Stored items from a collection
☆ ☆ ☆
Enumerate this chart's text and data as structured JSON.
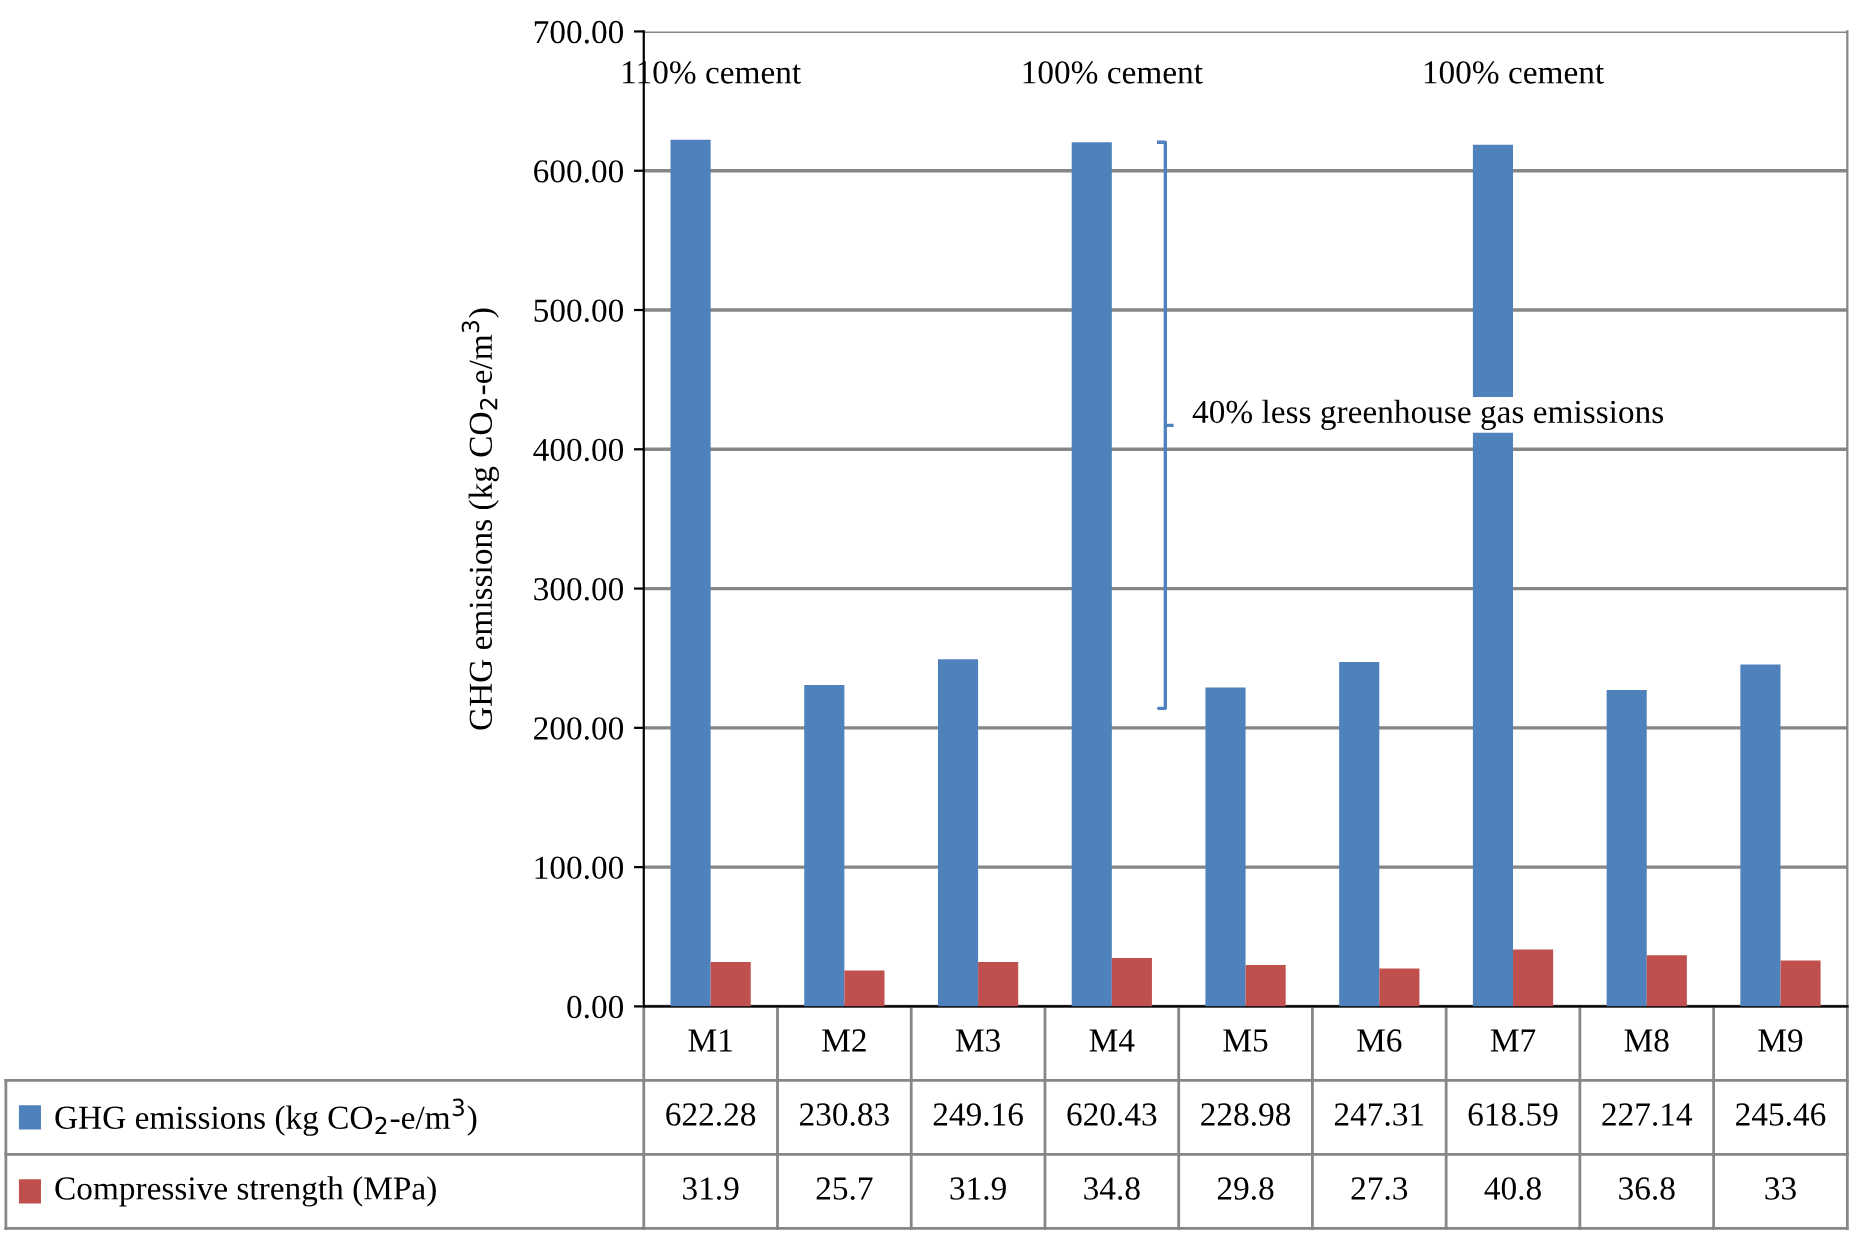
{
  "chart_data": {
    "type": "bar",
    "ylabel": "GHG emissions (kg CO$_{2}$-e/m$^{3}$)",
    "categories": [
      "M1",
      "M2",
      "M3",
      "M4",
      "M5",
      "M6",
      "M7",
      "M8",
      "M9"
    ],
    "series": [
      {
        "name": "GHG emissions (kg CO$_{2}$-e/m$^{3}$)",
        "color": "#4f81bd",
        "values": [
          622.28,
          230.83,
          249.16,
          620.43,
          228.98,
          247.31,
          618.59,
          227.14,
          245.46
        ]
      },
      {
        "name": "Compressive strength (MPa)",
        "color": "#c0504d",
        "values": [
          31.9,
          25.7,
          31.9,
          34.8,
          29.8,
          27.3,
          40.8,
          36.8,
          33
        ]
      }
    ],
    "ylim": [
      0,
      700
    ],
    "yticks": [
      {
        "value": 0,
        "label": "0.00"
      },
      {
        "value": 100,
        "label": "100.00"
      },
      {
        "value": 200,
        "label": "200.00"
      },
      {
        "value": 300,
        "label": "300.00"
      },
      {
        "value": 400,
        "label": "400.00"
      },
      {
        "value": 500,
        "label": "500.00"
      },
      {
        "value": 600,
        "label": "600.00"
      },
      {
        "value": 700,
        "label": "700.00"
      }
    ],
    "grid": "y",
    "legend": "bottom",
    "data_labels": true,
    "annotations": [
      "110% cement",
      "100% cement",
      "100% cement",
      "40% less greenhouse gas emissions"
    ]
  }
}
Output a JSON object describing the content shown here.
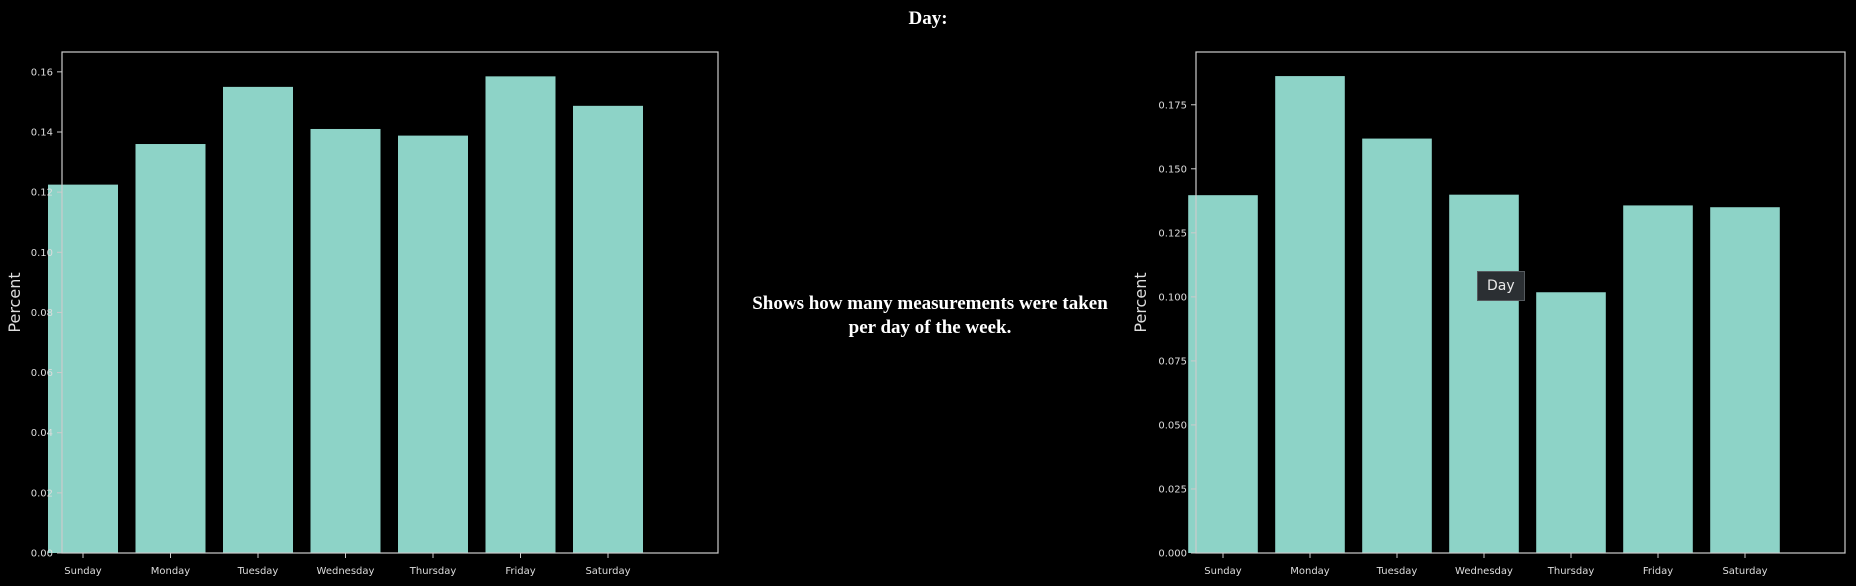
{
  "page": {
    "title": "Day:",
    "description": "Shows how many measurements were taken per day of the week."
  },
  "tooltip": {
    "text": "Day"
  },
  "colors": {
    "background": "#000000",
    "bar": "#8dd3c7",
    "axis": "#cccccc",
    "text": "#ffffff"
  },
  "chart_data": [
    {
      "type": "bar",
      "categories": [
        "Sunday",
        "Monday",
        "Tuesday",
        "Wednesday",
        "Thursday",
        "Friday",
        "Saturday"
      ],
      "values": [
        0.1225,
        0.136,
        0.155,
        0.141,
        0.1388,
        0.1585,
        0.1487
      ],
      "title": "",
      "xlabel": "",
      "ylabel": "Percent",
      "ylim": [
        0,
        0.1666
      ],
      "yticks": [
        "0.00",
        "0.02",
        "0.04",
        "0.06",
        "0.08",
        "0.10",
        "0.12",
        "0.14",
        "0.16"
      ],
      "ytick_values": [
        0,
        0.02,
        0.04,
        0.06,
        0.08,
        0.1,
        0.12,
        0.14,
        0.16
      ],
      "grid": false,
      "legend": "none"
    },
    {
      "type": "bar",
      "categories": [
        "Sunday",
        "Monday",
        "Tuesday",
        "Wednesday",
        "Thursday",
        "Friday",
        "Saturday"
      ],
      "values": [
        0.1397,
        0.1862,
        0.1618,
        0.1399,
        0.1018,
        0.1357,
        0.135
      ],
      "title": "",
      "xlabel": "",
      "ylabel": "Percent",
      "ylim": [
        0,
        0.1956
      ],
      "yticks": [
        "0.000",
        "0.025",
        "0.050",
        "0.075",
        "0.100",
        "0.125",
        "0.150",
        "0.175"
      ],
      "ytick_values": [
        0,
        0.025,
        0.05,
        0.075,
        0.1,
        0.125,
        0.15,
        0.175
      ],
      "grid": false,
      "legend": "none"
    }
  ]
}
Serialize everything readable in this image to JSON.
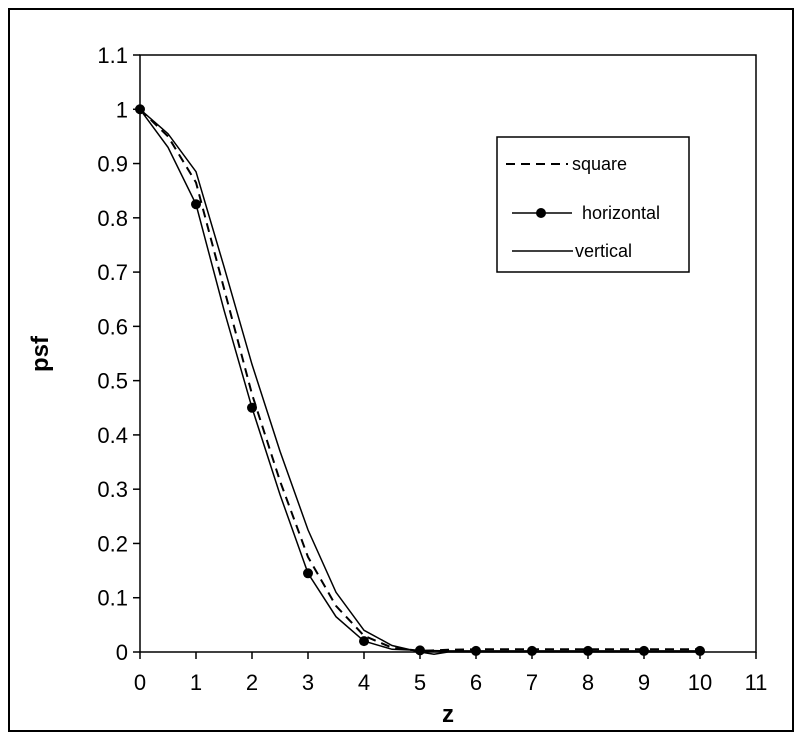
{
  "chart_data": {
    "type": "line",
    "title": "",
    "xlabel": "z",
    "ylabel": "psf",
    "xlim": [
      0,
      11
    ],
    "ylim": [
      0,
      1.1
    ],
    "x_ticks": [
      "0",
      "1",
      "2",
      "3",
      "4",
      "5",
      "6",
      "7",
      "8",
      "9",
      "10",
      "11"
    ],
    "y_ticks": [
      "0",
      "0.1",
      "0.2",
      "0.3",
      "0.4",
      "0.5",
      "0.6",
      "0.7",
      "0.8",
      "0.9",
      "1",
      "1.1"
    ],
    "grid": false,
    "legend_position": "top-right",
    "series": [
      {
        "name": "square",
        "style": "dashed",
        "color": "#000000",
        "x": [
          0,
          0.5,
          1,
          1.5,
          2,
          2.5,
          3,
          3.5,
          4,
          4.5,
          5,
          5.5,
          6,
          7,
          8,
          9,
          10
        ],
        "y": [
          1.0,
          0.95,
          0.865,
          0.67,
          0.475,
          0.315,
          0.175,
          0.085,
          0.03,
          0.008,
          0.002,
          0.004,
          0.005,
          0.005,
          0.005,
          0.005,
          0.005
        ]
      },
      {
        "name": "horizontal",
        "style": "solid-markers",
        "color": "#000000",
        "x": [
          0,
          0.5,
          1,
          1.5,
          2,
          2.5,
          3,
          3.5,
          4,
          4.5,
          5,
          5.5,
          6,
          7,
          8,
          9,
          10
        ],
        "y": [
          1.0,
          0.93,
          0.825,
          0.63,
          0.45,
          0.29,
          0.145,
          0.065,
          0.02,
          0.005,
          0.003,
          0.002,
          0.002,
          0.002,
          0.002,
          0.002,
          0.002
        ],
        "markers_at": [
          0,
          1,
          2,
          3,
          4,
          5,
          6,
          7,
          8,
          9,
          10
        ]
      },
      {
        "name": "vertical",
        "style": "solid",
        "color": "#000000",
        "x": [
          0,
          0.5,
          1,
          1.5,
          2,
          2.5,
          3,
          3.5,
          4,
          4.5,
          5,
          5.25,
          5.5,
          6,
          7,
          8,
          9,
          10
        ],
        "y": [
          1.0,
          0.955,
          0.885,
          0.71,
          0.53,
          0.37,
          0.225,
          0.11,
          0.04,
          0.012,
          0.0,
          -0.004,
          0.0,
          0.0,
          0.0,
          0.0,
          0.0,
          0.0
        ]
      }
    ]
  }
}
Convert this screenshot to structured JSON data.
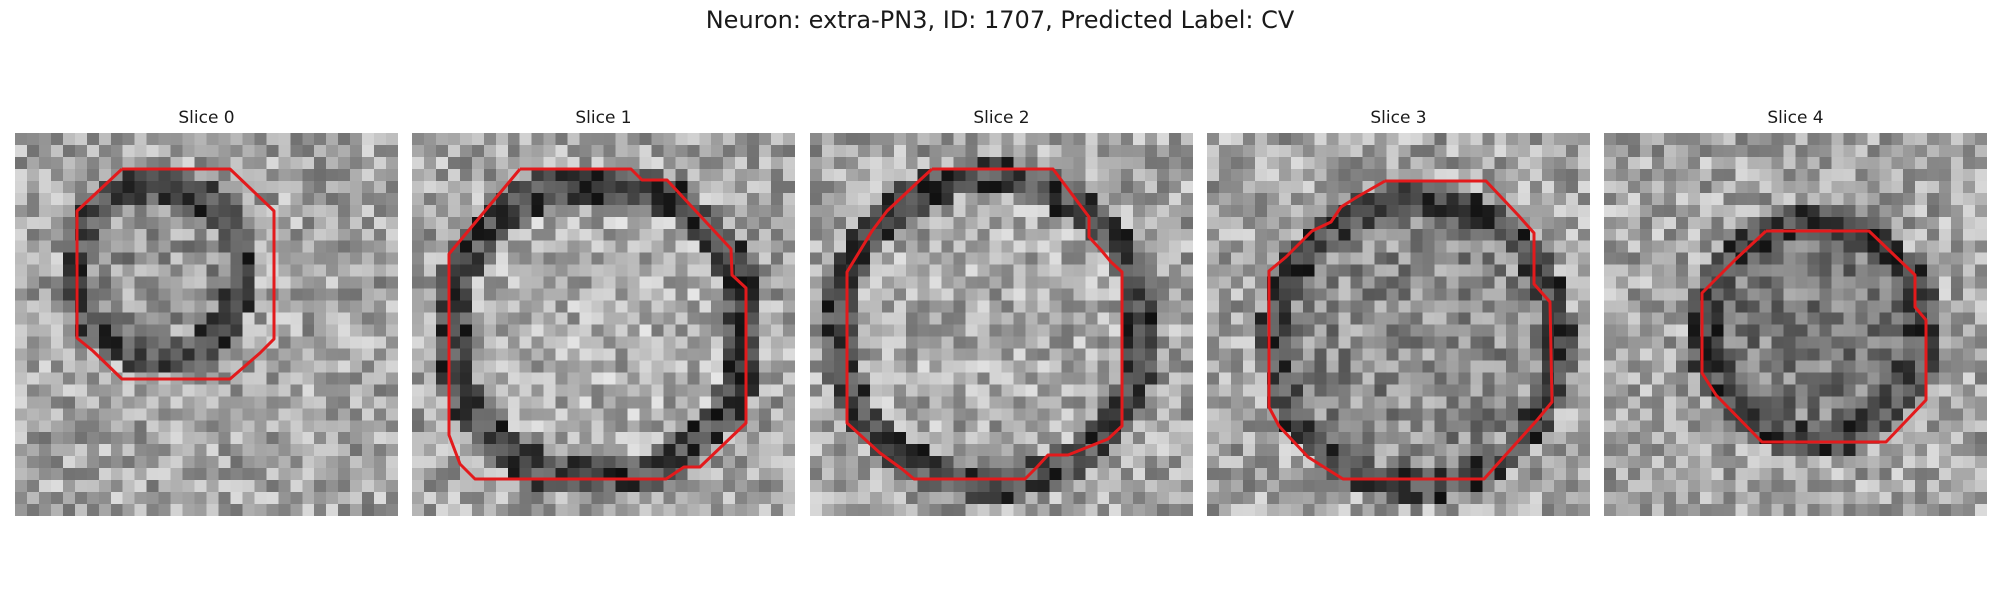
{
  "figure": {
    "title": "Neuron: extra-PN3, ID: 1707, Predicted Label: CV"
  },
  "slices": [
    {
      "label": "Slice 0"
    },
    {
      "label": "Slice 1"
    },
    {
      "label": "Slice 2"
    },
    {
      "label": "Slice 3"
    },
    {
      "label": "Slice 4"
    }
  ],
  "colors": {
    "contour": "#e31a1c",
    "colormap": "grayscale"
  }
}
☆ ☆ ☆
WORK INSTRUCTIONS | Transcribe the whole listing exactly. Pictures are excluded.

FINISHED ANSWER |
Enumerate this chart's text and data as structured JSON.
{
  "chart_data": {
    "type": "bar",
    "ylabel": "GHG emissions (kg CO$_{2}$-e/m$^{3}$)",
    "categories": [
      "M1",
      "M2",
      "M3",
      "M4",
      "M5",
      "M6",
      "M7",
      "M8",
      "M9"
    ],
    "series": [
      {
        "name": "GHG emissions (kg CO$_{2}$-e/m$^{3}$)",
        "color": "#4f81bd",
        "values": [
          622.28,
          230.83,
          249.16,
          620.43,
          228.98,
          247.31,
          618.59,
          227.14,
          245.46
        ]
      },
      {
        "name": "Compressive strength (MPa)",
        "color": "#c0504d",
        "values": [
          31.9,
          25.7,
          31.9,
          34.8,
          29.8,
          27.3,
          40.8,
          36.8,
          33
        ]
      }
    ],
    "ylim": [
      0,
      700
    ],
    "yticks": [
      {
        "value": 0,
        "label": "0.00"
      },
      {
        "value": 100,
        "label": "100.00"
      },
      {
        "value": 200,
        "label": "200.00"
      },
      {
        "value": 300,
        "label": "300.00"
      },
      {
        "value": 400,
        "label": "400.00"
      },
      {
        "value": 500,
        "label": "500.00"
      },
      {
        "value": 600,
        "label": "600.00"
      },
      {
        "value": 700,
        "label": "700.00"
      }
    ],
    "grid": "y",
    "legend": "bottom",
    "data_labels": true,
    "annotations": [
      "110% cement",
      "100% cement",
      "100% cement",
      "40% less greenhouse gas emissions"
    ]
  }
}
Output a JSON object describing the content shown here.
{
  "page": {
    "title": "Day:",
    "description": "Shows how many measurements were taken per day of the week."
  },
  "tooltip": {
    "text": "Day"
  },
  "colors": {
    "background": "#000000",
    "bar": "#8dd3c7",
    "axis": "#cccccc",
    "text": "#ffffff"
  },
  "chart_data": [
    {
      "type": "bar",
      "categories": [
        "Sunday",
        "Monday",
        "Tuesday",
        "Wednesday",
        "Thursday",
        "Friday",
        "Saturday"
      ],
      "values": [
        0.1225,
        0.136,
        0.155,
        0.141,
        0.1388,
        0.1585,
        0.1487
      ],
      "title": "",
      "xlabel": "",
      "ylabel": "Percent",
      "ylim": [
        0,
        0.1666
      ],
      "yticks": [
        "0.00",
        "0.02",
        "0.04",
        "0.06",
        "0.08",
        "0.10",
        "0.12",
        "0.14",
        "0.16"
      ],
      "ytick_values": [
        0,
        0.02,
        0.04,
        0.06,
        0.08,
        0.1,
        0.12,
        0.14,
        0.16
      ],
      "grid": false,
      "legend": "none"
    },
    {
      "type": "bar",
      "categories": [
        "Sunday",
        "Monday",
        "Tuesday",
        "Wednesday",
        "Thursday",
        "Friday",
        "Saturday"
      ],
      "values": [
        0.1397,
        0.1862,
        0.1618,
        0.1399,
        0.1018,
        0.1357,
        0.135
      ],
      "title": "",
      "xlabel": "",
      "ylabel": "Percent",
      "ylim": [
        0,
        0.1956
      ],
      "yticks": [
        "0.000",
        "0.025",
        "0.050",
        "0.075",
        "0.100",
        "0.125",
        "0.150",
        "0.175"
      ],
      "ytick_values": [
        0,
        0.025,
        0.05,
        0.075,
        0.1,
        0.125,
        0.15,
        0.175
      ],
      "grid": false,
      "legend": "none"
    }
  ]
}
Serialize everything readable in this image to JSON.
{
  "chart_data": {
    "type": "line",
    "title": "",
    "xlabel": "z",
    "ylabel": "psf",
    "xlim": [
      0,
      11
    ],
    "ylim": [
      0,
      1.1
    ],
    "x_ticks": [
      "0",
      "1",
      "2",
      "3",
      "4",
      "5",
      "6",
      "7",
      "8",
      "9",
      "10",
      "11"
    ],
    "y_ticks": [
      "0",
      "0.1",
      "0.2",
      "0.3",
      "0.4",
      "0.5",
      "0.6",
      "0.7",
      "0.8",
      "0.9",
      "1",
      "1.1"
    ],
    "grid": false,
    "legend_position": "top-right",
    "series": [
      {
        "name": "square",
        "style": "dashed",
        "color": "#000000",
        "x": [
          0,
          0.5,
          1,
          1.5,
          2,
          2.5,
          3,
          3.5,
          4,
          4.5,
          5,
          5.5,
          6,
          7,
          8,
          9,
          10
        ],
        "y": [
          1.0,
          0.95,
          0.865,
          0.67,
          0.475,
          0.315,
          0.175,
          0.085,
          0.03,
          0.008,
          0.002,
          0.004,
          0.005,
          0.005,
          0.005,
          0.005,
          0.005
        ]
      },
      {
        "name": "horizontal",
        "style": "solid-markers",
        "color": "#000000",
        "x": [
          0,
          0.5,
          1,
          1.5,
          2,
          2.5,
          3,
          3.5,
          4,
          4.5,
          5,
          5.5,
          6,
          7,
          8,
          9,
          10
        ],
        "y": [
          1.0,
          0.93,
          0.825,
          0.63,
          0.45,
          0.29,
          0.145,
          0.065,
          0.02,
          0.005,
          0.003,
          0.002,
          0.002,
          0.002,
          0.002,
          0.002,
          0.002
        ],
        "markers_at": [
          0,
          1,
          2,
          3,
          4,
          5,
          6,
          7,
          8,
          9,
          10
        ]
      },
      {
        "name": "vertical",
        "style": "solid",
        "color": "#000000",
        "x": [
          0,
          0.5,
          1,
          1.5,
          2,
          2.5,
          3,
          3.5,
          4,
          4.5,
          5,
          5.25,
          5.5,
          6,
          7,
          8,
          9,
          10
        ],
        "y": [
          1.0,
          0.955,
          0.885,
          0.71,
          0.53,
          0.37,
          0.225,
          0.11,
          0.04,
          0.012,
          0.0,
          -0.004,
          0.0,
          0.0,
          0.0,
          0.0,
          0.0,
          0.0
        ]
      }
    ]
  }
}
Convert this screenshot to structured JSON data.
{
  "figure": {
    "title": "Neuron: extra-PN3, ID: 1707, Predicted Label: CV"
  },
  "slices": [
    {
      "label": "Slice 0"
    },
    {
      "label": "Slice 1"
    },
    {
      "label": "Slice 2"
    },
    {
      "label": "Slice 3"
    },
    {
      "label": "Slice 4"
    }
  ],
  "colors": {
    "contour": "#e31a1c",
    "colormap": "grayscale"
  }
}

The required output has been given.